Xi Jinping und Wladimir Putin stoßen an.
interview

Besuch in Peking Warum Putin auf Xis Unterstützung hofft

Stand: 16.05.2024 05:24 Uhr

Putin will in China eine "grenzenlose Partnerschaft" pflegen. Aber was heißt das? Manche Interessen seien zwar ähnlich - die Ziele beider Staaten aber unterschiedlich, sagt der Politikwissenschaftler Hoppe im Interview.

tagesschau.de: Russlands Staatschef Wladimir Putin ist nach China gereist. Es ist seine erste Auslandsreise in der fünften Amtszeit, deren Wichtigkeit er im Interview mit der staatlichen chinesischen Agentur Xinhua betont hat. Was gibt es denn zu besprechen mit Chinas Staats- und Parteichef Xi Jinping?

Sebastian Hoppe: Ich denke, in erster Linie gibt es wirtschaftliche Aspekte zu besprechen. China ist für Russland seit der Vollinvasion in die Ukraine vor zwei Jahren der wichtigste Partner geworden.

Der Handel zwischen beiden hat sich positiv entwickelt, aber es gibt da aus russischer Sicht noch Spielraum nach oben: etwa, dass dezidiert militärische Güter bislang nicht geliefert werden, sondern lediglich Dual-Use-Güter, oder dass der Bau einer weiteren Gaspipeline nach China anvisiert wird, dass Finanztransaktionen aufgrund der Sanktionen gegen Russland schwierig sind.

Sebastian Hoppe
Zur Person
Sebastian Hoppe forscht unter anderem zu den chinesisch-russischen Beziehungen sowie der deutschen Außenpolitik mit China und Russland und gehört dem Exzellenzcluster SCRIPTS der FU Berlin an. Er promoviert zur politischen Ökonomie des russischen Fernen Ostens an der Friedrich-Schiller-Universität Jena.

**SCHRIFTLICHE AUFGABE A**
Schreibe aus den Einträgen die Zeilen von der Zeile mit „- staff-member: [378, 222, 398, 322]“ bis zur Zeile mit „- staff-member: [283, 217, 303, 317]“ unverändert ab. Beide Grenzzeilen gehören dazu.

**AUSZÜGE DER EINTRÄGE**
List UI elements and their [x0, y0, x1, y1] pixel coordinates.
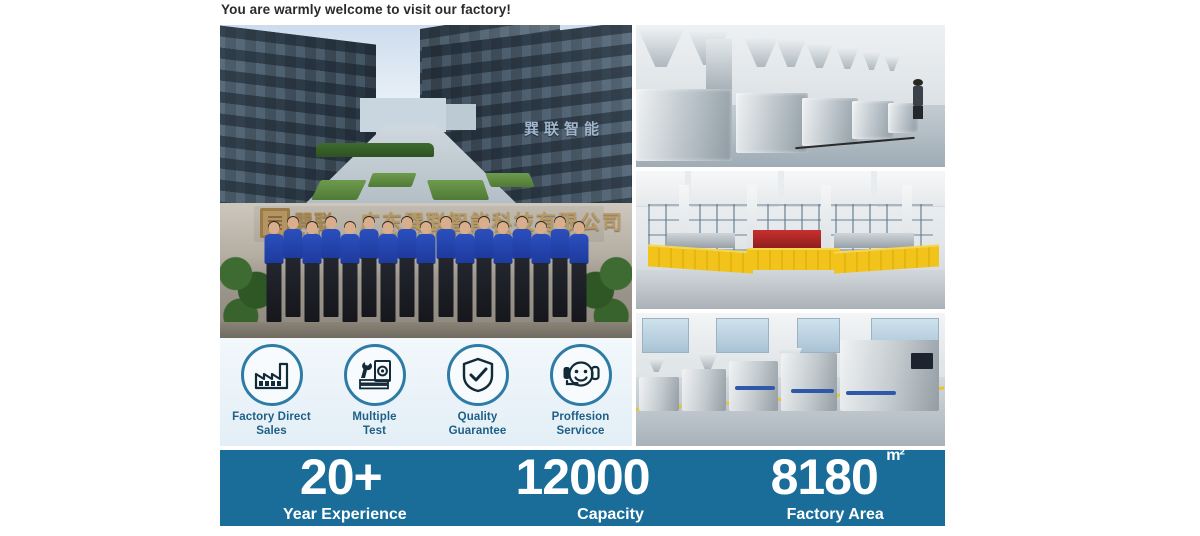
- staff-member: [378, 222, 398, 322]
- staff-member: [436, 217, 456, 317]
- stat-unit-superscript: m²: [886, 448, 904, 464]
- headset-icon: [562, 359, 600, 391]
- workshop-floor: [636, 270, 945, 309]
- stat-label: Capacity: [518, 506, 704, 524]
- feature-label-line1: Quality: [458, 411, 498, 423]
- features-strip: Factory Direct Sales Multiple: [220, 338, 632, 446]
- right-column: [636, 25, 945, 446]
- tools-icon-circle: [344, 344, 406, 406]
- staff-member: [531, 222, 551, 322]
- staff-member: [359, 217, 379, 317]
- conveyor-belt: [791, 389, 834, 393]
- ceiling-beam: [871, 171, 877, 207]
- feature-quality-guarantee[interactable]: Quality Guarantee: [430, 344, 526, 439]
- feature-factory-direct-sales[interactable]: Factory Direct Sales: [224, 344, 320, 439]
- machine-body: [639, 377, 679, 412]
- machine-body: [802, 98, 858, 146]
- staff-member: [397, 217, 417, 317]
- machine-body: [736, 93, 808, 153]
- page-title: You are warmly welcome to visit our fact…: [221, 2, 511, 17]
- stat-number-value: 8180: [771, 449, 878, 505]
- stat-label: Factory Area: [725, 506, 945, 524]
- staff-member: [283, 217, 303, 317]
- stat-label: Year Experience: [228, 506, 462, 524]
- feature-label-line2: Servicce: [556, 425, 604, 437]
- machine-body: [682, 369, 725, 412]
- control-panel: [911, 353, 933, 369]
- window: [716, 318, 769, 353]
- feature-label: Quality Guarantee: [430, 410, 526, 439]
- building-sign-text: 巽联智能: [524, 118, 604, 139]
- feature-label-line1: Multiple: [352, 411, 396, 423]
- lawn-patch: [367, 173, 416, 187]
- stats-banner: 20+ Year Experience 12000 Capacity 8180m…: [220, 450, 945, 526]
- safety-barrier: [747, 248, 840, 270]
- factory-buildings-photo: 巽联智能: [220, 25, 632, 203]
- staff-member: [474, 217, 494, 317]
- machine-body: [840, 340, 939, 412]
- feature-multiple-test[interactable]: Multiple Test: [327, 344, 423, 439]
- window: [797, 318, 840, 353]
- factory-showcase-page: You are warmly welcome to visit our fact…: [0, 0, 1200, 536]
- machine-body: [781, 353, 837, 412]
- stat-number: 12000: [515, 452, 649, 502]
- lawn-patch: [485, 173, 535, 187]
- worker-figure: [913, 79, 923, 119]
- feature-label: Multiple Test: [327, 410, 423, 439]
- staff-member: [302, 222, 322, 322]
- stat-capacity: 12000 Capacity: [462, 452, 704, 524]
- ceiling-beam: [778, 171, 784, 207]
- lawn-patch: [311, 180, 367, 200]
- production-line-photo: [636, 313, 945, 446]
- staff-member: [416, 222, 436, 322]
- conveyor-belt: [735, 386, 775, 390]
- staff-member: [493, 222, 513, 322]
- factory-icon-circle: [241, 344, 303, 406]
- stat-number: 20+: [300, 452, 382, 502]
- feature-label: Factory Direct Sales: [224, 410, 320, 439]
- stat-factory-area: 8180m² Factory Area: [703, 452, 945, 524]
- lawn-patch: [427, 180, 489, 200]
- shield-check-icon-circle: [447, 344, 509, 406]
- machine-body: [636, 89, 732, 161]
- feature-label-line2: Guarantee: [449, 425, 507, 437]
- feature-label-line1: Factory Direct: [232, 411, 311, 423]
- stat-number: 8180m²: [771, 452, 878, 502]
- staff-member: [321, 217, 341, 317]
- tools-icon: [357, 358, 393, 392]
- team-photo: 巽联 Sunlit 广东巽联智能科技有限公司 Guangdong Sunlit …: [220, 203, 632, 338]
- staff-member: [512, 217, 532, 317]
- staff-member: [550, 217, 570, 317]
- hedge: [316, 143, 434, 157]
- stat-year-experience: 20+ Year Experience: [220, 452, 462, 524]
- staff-member: [569, 222, 589, 322]
- workshop-barriers-photo: [636, 171, 945, 309]
- feature-label-line2: Sales: [256, 425, 287, 437]
- feature-label-line1: Proffesion: [552, 411, 610, 423]
- factory-icon: [254, 360, 290, 390]
- feature-label-line2: Test: [363, 425, 386, 437]
- staff-group: [264, 222, 588, 322]
- shield-check-icon: [462, 357, 494, 393]
- window: [642, 318, 688, 353]
- staff-member: [264, 222, 284, 322]
- red-machine: [753, 230, 821, 248]
- staff-member: [455, 222, 475, 322]
- floor: [220, 322, 632, 338]
- feature-professional-service[interactable]: Proffesion Servicce: [533, 344, 629, 439]
- left-column: 巽联智能 巽联 Sunlit 广东巽联智能科技有限公司 Guangdong Su…: [220, 25, 632, 446]
- headset-icon-circle: [550, 344, 612, 406]
- hopper-machines-photo: [636, 25, 945, 167]
- feature-label: Proffesion Servicce: [533, 410, 629, 439]
- staff-member: [340, 222, 360, 322]
- conveyor-belt: [846, 391, 895, 395]
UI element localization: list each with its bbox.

**SCHRIFTLICHE AUFGABE B**
Welche Personen werden im Text namentlich genannt? Führe alle auf.

**VOLLSTÄNDIGE ANTWORT A**
- staff-member: [378, 222, 398, 322]
- staff-member: [436, 217, 456, 317]
- stat-unit-superscript: m²: [886, 448, 904, 464]
- headset-icon: [562, 359, 600, 391]
- workshop-floor: [636, 270, 945, 309]
- stat-label: Capacity: [518, 506, 704, 524]
- feature-label-line1: Quality: [458, 411, 498, 423]
- features-strip: Factory Direct Sales Multiple: [220, 338, 632, 446]
- right-column: [636, 25, 945, 446]
- tools-icon-circle: [344, 344, 406, 406]
- staff-member: [531, 222, 551, 322]
- staff-member: [359, 217, 379, 317]
- conveyor-belt: [791, 389, 834, 393]
- ceiling-beam: [871, 171, 877, 207]
- feature-quality-guarantee[interactable]: Quality Guarantee: [430, 344, 526, 439]
- feature-factory-direct-sales[interactable]: Factory Direct Sales: [224, 344, 320, 439]
- machine-body: [639, 377, 679, 412]
- machine-body: [802, 98, 858, 146]
- staff-member: [397, 217, 417, 317]
- machine-body: [736, 93, 808, 153]
- page-title: You are warmly welcome to visit our fact…: [221, 2, 511, 17]
- stat-number-value: 8180: [771, 449, 878, 505]
- stat-label: Factory Area: [725, 506, 945, 524]
- staff-member: [283, 217, 303, 317]

**VOLLSTÄNDIGE ANTWORT B**
Xi Jinping, Wladimir Putin, Sebastian Hoppe